Dataset entries:
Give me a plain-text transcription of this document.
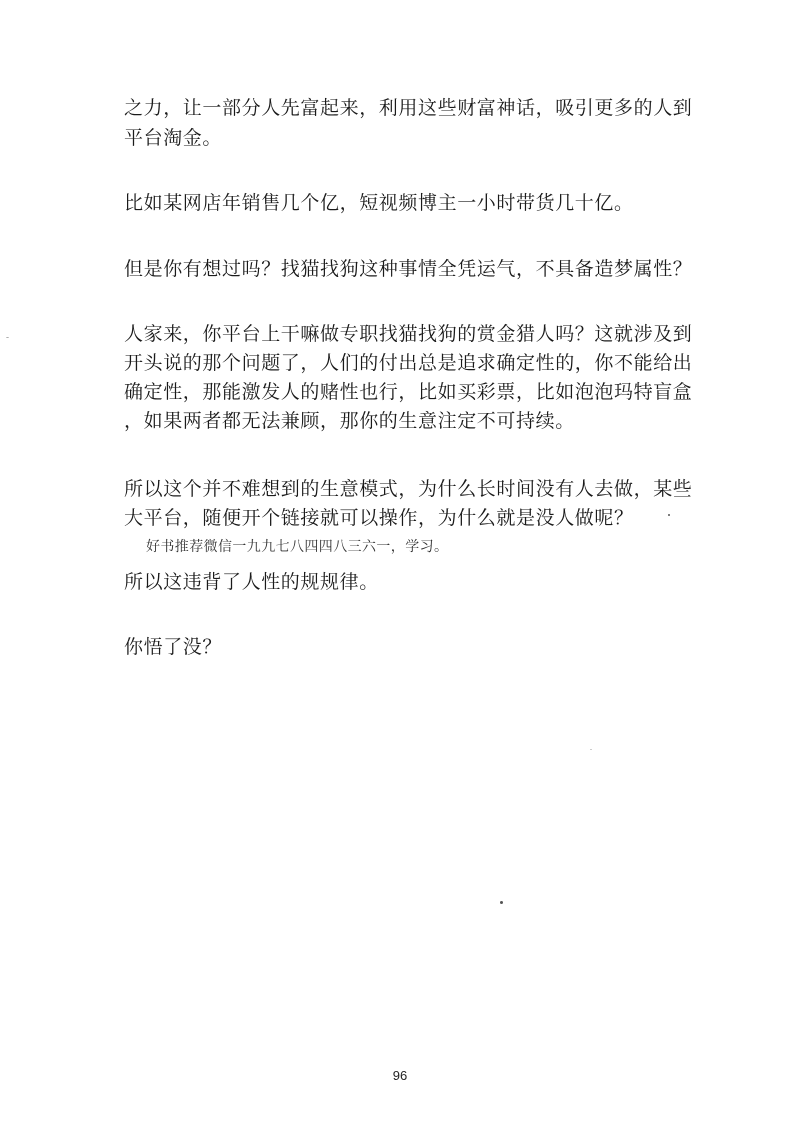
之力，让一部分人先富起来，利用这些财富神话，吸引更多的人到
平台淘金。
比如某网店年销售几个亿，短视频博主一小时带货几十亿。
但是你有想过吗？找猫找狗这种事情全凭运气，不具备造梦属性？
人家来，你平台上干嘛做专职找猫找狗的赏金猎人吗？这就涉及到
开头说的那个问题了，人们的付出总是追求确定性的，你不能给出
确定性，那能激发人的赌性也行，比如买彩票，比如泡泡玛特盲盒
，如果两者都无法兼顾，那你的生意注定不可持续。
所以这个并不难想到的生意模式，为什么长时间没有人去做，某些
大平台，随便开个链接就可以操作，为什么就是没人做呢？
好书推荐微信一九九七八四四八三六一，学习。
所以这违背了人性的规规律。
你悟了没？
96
---
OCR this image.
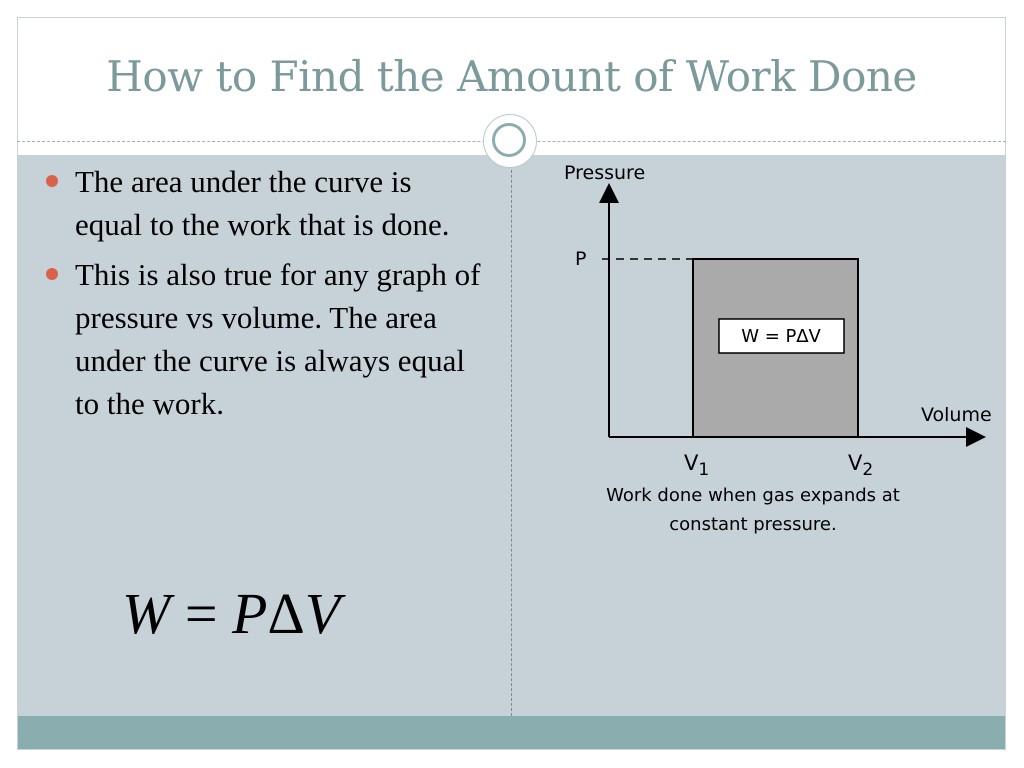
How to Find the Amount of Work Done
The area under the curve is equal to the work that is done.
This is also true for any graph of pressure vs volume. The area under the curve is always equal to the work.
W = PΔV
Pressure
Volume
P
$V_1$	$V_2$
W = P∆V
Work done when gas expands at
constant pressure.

● Written instruction:
Gather each line in these records that contains the string "curve".

● Final result:
The area under the curve is equal to the work that is done.
This is also true for any graph of pressure vs volume. The area under the curve is always equal to the work.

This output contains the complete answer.